_SET EXERCISE_
Every entry that follows should be reproduced exactly.

_SUPPLIED RECORDS_
· · · ·

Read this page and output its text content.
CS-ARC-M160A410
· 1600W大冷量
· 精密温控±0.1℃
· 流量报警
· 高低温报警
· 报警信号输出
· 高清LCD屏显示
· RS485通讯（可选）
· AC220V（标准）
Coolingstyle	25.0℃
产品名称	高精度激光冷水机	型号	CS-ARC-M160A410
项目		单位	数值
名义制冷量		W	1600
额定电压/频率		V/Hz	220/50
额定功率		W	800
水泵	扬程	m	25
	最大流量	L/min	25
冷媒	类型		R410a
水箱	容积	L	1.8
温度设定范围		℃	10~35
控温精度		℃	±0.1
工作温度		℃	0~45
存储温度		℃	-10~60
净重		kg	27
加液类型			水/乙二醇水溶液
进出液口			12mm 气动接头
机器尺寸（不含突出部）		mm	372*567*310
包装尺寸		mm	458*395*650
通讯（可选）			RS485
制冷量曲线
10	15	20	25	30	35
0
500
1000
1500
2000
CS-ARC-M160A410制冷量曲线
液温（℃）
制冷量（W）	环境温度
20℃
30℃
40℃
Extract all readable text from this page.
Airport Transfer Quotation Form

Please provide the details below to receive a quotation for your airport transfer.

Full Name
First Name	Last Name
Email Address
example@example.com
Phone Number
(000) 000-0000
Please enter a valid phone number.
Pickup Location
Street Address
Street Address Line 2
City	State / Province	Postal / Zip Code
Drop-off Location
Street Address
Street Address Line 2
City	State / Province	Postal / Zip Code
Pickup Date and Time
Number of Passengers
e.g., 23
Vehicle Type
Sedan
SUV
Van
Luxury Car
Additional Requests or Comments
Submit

· · · ·

_THE RESPONSE_
Read this page and output its text content.
CS-ARC-M160A410
· 1600W大冷量
· 精密温控±0.1℃
· 流量报警
· 高低温报警
· 报警信号输出
· 高清LCD屏显示
· RS485通讯（可选）
· AC220V（标准）
Coolingstyle	25.0℃
产品名称	高精度激光冷水机	型号	CS-ARC-M160A410
项目		单位	数值
名义制冷量		W	1600
额定电压/频率		V/Hz	220/50
额定功率		W	800
水泵	扬程	m	25
	最大流量	L/min	25
冷媒	类型		R410a
水箱	容积	L	1.8
温度设定范围		℃	10~35
控温精度		℃	±0.1
工作温度		℃	0~45
存储温度		℃	-10~60
净重		kg	27
加液类型			水/乙二醇水溶液
进出液口			12mm 气动接头
机器尺寸（不含突出部）		mm	372*567*310
包装尺寸		mm	458*395*650
通讯（可选）			RS485
制冷量曲线
10	15	20	25	30	35
0
500
1000
1500
2000
CS-ARC-M160A410制冷量曲线
液温（℃）
制冷量（W）	环境温度
20℃
30℃
40℃
Extract all readable text from this page.
Airport Transfer Quotation Form

Please provide the details below to receive a quotation for your airport transfer.

Full Name
First Name	Last Name
Email Address
example@example.com
Phone Number
(000) 000-0000
Please enter a valid phone number.
Pickup Location
Street Address
Street Address Line 2
City	State / Province	Postal / Zip Code
Drop-off Location
Street Address
Street Address Line 2
City	State / Province	Postal / Zip Code
Pickup Date and Time
Number of Passengers
e.g., 23
Vehicle Type
Sedan
SUV
Van
Luxury Car
Additional Requests or Comments
Submit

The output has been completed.